(Stated problem) Write out all of the data without omission, exactly as shown.

(Stored data)
# # #

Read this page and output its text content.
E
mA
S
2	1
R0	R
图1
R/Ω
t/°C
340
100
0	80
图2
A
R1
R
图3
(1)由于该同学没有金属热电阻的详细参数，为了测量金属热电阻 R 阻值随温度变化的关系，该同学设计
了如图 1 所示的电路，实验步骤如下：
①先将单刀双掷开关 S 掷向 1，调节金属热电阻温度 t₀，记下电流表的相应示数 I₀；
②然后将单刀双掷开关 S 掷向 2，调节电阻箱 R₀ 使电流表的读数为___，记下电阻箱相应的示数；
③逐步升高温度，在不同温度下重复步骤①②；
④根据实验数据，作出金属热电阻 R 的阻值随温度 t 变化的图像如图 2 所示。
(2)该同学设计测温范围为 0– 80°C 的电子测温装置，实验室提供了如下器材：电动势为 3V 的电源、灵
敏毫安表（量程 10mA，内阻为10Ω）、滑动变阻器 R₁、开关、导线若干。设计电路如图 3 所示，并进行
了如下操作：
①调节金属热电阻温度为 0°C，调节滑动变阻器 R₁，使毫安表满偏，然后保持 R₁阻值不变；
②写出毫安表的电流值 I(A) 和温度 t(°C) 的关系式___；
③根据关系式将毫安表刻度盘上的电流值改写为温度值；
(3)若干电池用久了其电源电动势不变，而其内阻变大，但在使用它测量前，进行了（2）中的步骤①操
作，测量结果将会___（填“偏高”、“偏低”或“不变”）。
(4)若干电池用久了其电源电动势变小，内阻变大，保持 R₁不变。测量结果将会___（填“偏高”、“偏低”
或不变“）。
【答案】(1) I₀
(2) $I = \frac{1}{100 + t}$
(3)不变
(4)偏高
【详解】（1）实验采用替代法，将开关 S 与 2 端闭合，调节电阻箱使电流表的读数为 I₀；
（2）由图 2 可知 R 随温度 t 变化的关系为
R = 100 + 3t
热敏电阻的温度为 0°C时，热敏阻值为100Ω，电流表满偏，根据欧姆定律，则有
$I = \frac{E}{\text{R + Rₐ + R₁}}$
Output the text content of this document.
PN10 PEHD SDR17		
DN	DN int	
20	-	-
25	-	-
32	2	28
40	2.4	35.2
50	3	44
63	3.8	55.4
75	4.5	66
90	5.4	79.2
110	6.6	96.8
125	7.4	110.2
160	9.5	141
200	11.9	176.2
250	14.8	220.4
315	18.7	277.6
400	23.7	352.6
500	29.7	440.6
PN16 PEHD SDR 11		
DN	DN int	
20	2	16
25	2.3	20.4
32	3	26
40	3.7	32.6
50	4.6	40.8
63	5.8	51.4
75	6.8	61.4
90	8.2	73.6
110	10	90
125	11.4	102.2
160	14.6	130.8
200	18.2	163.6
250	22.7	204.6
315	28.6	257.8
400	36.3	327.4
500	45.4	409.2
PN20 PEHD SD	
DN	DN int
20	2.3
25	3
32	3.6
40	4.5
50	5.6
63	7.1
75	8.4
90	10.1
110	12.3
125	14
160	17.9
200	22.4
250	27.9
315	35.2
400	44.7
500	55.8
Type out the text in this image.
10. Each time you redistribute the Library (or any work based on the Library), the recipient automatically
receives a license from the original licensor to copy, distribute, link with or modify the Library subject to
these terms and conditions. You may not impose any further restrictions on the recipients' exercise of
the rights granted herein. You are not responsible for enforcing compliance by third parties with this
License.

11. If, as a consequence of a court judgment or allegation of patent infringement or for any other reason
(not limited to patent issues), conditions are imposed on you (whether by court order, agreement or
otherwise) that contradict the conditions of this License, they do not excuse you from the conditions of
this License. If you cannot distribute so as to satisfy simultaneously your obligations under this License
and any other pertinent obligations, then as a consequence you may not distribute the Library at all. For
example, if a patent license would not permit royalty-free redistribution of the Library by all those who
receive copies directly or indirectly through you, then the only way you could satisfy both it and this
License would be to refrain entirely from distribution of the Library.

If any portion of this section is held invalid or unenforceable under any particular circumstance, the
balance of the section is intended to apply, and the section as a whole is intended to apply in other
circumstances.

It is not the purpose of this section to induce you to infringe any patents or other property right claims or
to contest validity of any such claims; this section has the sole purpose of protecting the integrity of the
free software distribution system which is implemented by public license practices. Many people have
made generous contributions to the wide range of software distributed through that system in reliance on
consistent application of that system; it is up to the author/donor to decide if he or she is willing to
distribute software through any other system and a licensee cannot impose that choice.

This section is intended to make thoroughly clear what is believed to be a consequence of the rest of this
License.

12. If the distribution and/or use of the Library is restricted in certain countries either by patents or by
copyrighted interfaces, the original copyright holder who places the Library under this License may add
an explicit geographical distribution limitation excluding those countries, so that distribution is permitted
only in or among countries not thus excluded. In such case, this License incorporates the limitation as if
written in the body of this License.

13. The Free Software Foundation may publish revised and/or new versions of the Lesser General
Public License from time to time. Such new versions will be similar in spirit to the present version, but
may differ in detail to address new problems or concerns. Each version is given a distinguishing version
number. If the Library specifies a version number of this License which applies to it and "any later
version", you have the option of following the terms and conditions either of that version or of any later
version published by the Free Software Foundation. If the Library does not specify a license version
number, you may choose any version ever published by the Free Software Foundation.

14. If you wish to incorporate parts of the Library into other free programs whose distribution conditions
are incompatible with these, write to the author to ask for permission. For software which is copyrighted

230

# # #

(Written reply)
Read this page and output its text content.
E
mA
S
2	1
R0	R
图1
R/Ω
t/°C
340
100
0	80
图2
A
R1
R
图3
(1)由于该同学没有金属热电阻的详细参数，为了测量金属热电阻 R 阻值随温度变化的关系，该同学设计
了如图 1 所示的电路，实验步骤如下：
①先将单刀双掷开关 S 掷向 1，调节金属热电阻温度 t₀，记下电流表的相应示数 I₀；
②然后将单刀双掷开关 S 掷向 2，调节电阻箱 R₀ 使电流表的读数为___，记下电阻箱相应的示数；
③逐步升高温度，在不同温度下重复步骤①②；
④根据实验数据，作出金属热电阻 R 的阻值随温度 t 变化的图像如图 2 所示。
(2)该同学设计测温范围为 0– 80°C 的电子测温装置，实验室提供了如下器材：电动势为 3V 的电源、灵
敏毫安表（量程 10mA，内阻为10Ω）、滑动变阻器 R₁、开关、导线若干。设计电路如图 3 所示，并进行
了如下操作：
①调节金属热电阻温度为 0°C，调节滑动变阻器 R₁，使毫安表满偏，然后保持 R₁阻值不变；
②写出毫安表的电流值 I(A) 和温度 t(°C) 的关系式___；
③根据关系式将毫安表刻度盘上的电流值改写为温度值；
(3)若干电池用久了其电源电动势不变，而其内阻变大，但在使用它测量前，进行了（2）中的步骤①操
作，测量结果将会___（填“偏高”、“偏低”或“不变”）。
(4)若干电池用久了其电源电动势变小，内阻变大，保持 R₁不变。测量结果将会___（填“偏高”、“偏低”
或不变“）。
【答案】(1) I₀
(2) $I = \frac{1}{100 + t}$
(3)不变
(4)偏高
【详解】（1）实验采用替代法，将开关 S 与 2 端闭合，调节电阻箱使电流表的读数为 I₀；
（2）由图 2 可知 R 随温度 t 变化的关系为
R = 100 + 3t
热敏电阻的温度为 0°C时，热敏阻值为100Ω，电流表满偏，根据欧姆定律，则有
$I = \frac{E}{\text{R + Rₐ + R₁}}$
Output the text content of this document.
PN10 PEHD SDR17		
DN	DN int	
20	-	-
25	-	-
32	2	28
40	2.4	35.2
50	3	44
63	3.8	55.4
75	4.5	66
90	5.4	79.2
110	6.6	96.8
125	7.4	110.2
160	9.5	141
200	11.9	176.2
250	14.8	220.4
315	18.7	277.6
400	23.7	352.6
500	29.7	440.6
PN16 PEHD SDR 11		
DN	DN int	
20	2	16
25	2.3	20.4
32	3	26
40	3.7	32.6
50	4.6	40.8
63	5.8	51.4
75	6.8	61.4
90	8.2	73.6
110	10	90
125	11.4	102.2
160	14.6	130.8
200	18.2	163.6
250	22.7	204.6
315	28.6	257.8
400	36.3	327.4
500	45.4	409.2
PN20 PEHD SD	
DN	DN int
20	2.3
25	3
32	3.6
40	4.5
50	5.6
63	7.1
75	8.4
90	10.1
110	12.3
125	14
160	17.9
200	22.4
250	27.9
315	35.2
400	44.7
500	55.8
Type out the text in this image.
10. Each time you redistribute the Library (or any work based on the Library), the recipient automatically
receives a license from the original licensor to copy, distribute, link with or modify the Library subject to
these terms and conditions. You may not impose any further restrictions on the recipients' exercise of
the rights granted herein. You are not responsible for enforcing compliance by third parties with this
License.

11. If, as a consequence of a court judgment or allegation of patent infringement or for any other reason
(not limited to patent issues), conditions are imposed on you (whether by court order, agreement or
otherwise) that contradict the conditions of this License, they do not excuse you from the conditions of
this License. If you cannot distribute so as to satisfy simultaneously your obligations under this License
and any other pertinent obligations, then as a consequence you may not distribute the Library at all. For
example, if a patent license would not permit royalty-free redistribution of the Library by all those who
receive copies directly or indirectly through you, then the only way you could satisfy both it and this
License would be to refrain entirely from distribution of the Library.

If any portion of this section is held invalid or unenforceable under any particular circumstance, the
balance of the section is intended to apply, and the section as a whole is intended to apply in other
circumstances.

It is not the purpose of this section to induce you to infringe any patents or other property right claims or
to contest validity of any such claims; this section has the sole purpose of protecting the integrity of the
free software distribution system which is implemented by public license practices. Many people have
made generous contributions to the wide range of software distributed through that system in reliance on
consistent application of that system; it is up to the author/donor to decide if he or she is willing to
distribute software through any other system and a licensee cannot impose that choice.

This section is intended to make thoroughly clear what is believed to be a consequence of the rest of this
License.

12. If the distribution and/or use of the Library is restricted in certain countries either by patents or by
copyrighted interfaces, the original copyright holder who places the Library under this License may add
an explicit geographical distribution limitation excluding those countries, so that distribution is permitted
only in or among countries not thus excluded. In such case, this License incorporates the limitation as if
written in the body of this License.

13. The Free Software Foundation may publish revised and/or new versions of the Lesser General
Public License from time to time. Such new versions will be similar in spirit to the present version, but
may differ in detail to address new problems or concerns. Each version is given a distinguishing version
number. If the Library specifies a version number of this License which applies to it and "any later
version", you have the option of following the terms and conditions either of that version or of any later
version published by the Free Software Foundation. If the Library does not specify a license version
number, you may choose any version ever published by the Free Software Foundation.

14. If you wish to incorporate parts of the Library into other free programs whose distribution conditions
are incompatible with these, write to the author to ask for permission. For software which is copyrighted

230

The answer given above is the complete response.